Items -

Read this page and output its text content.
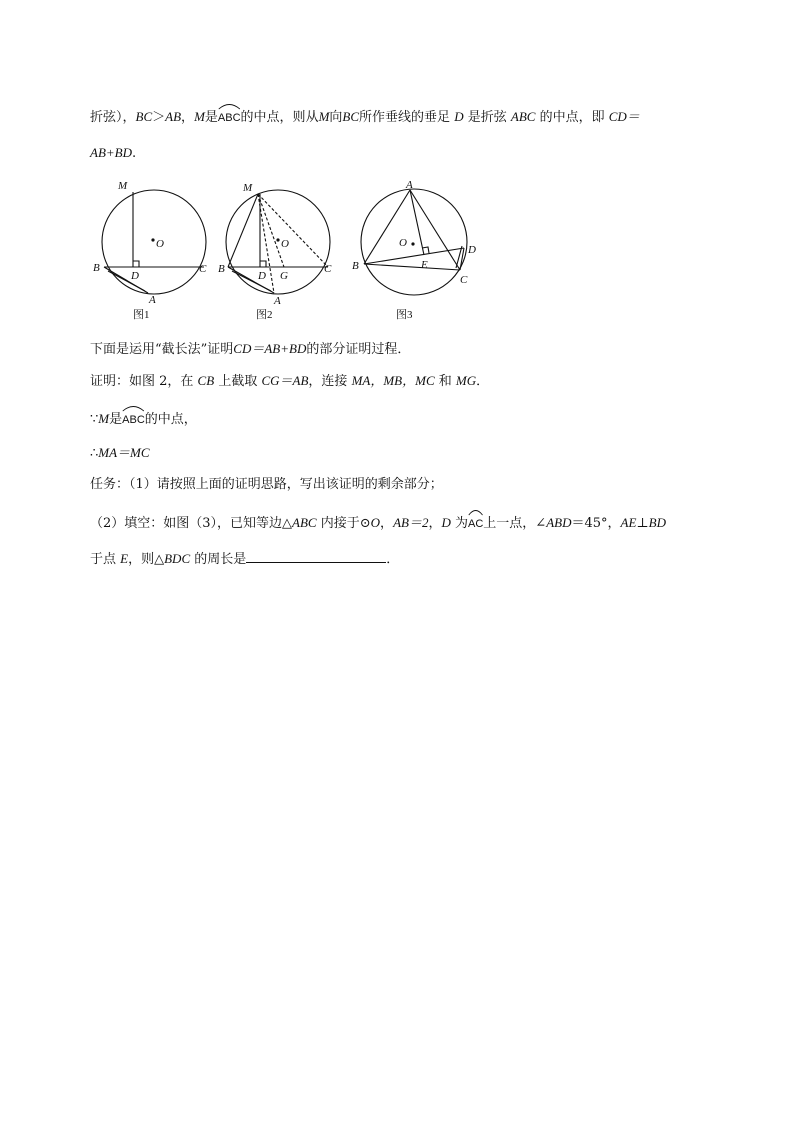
折弦），BC＞AB，M是
ABC的中点，则从M向BC所作垂线的垂足 D 是折弦 ABC 的中点，即 CD＝
AB+BD.
M
O
B
D
C
A
图1
M
O
B
D G
C
A
图2
A
O
D
B	E
C
图3
下面是运用“截长法”证明CD＝AB+BD的部分证明过程．
证明：如图 2，在 CB 上截取 CG＝AB，连接 MA，MB，MC 和 MG．
∵M是
ABC的中点，
∴MA＝MC
任务：（1）请按照上面的证明思路，写出该证明的剩余部分；
（2）填空：如图（3），已知等边△ABC 内接于⊙O，AB＝2，D 为
AC上一点，∠ABD＝45°，AE⊥BD
于点 E，则△BDC 的周长是	．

Problem - Quote all of the entries word for word, omitting any pictures.

Reply -
Read this page and output its text content.
折弦），BC＞AB，M是
ABC的中点，则从M向BC所作垂线的垂足 D 是折弦 ABC 的中点，即 CD＝
AB+BD.
M
O
B
D
C
A
图1
M
O
B
D G
C
A
图2
A
O
D
B	E
C
图3
下面是运用“截长法”证明CD＝AB+BD的部分证明过程．
证明：如图 2，在 CB 上截取 CG＝AB，连接 MA，MB，MC 和 MG．
∵M是
ABC的中点，
∴MA＝MC
任务：（1）请按照上面的证明思路，写出该证明的剩余部分；
（2）填空：如图（3），已知等边△ABC 内接于⊙O，AB＝2，D 为
AC上一点，∠ABD＝45°，AE⊥BD
于点 E，则△BDC 的周长是	．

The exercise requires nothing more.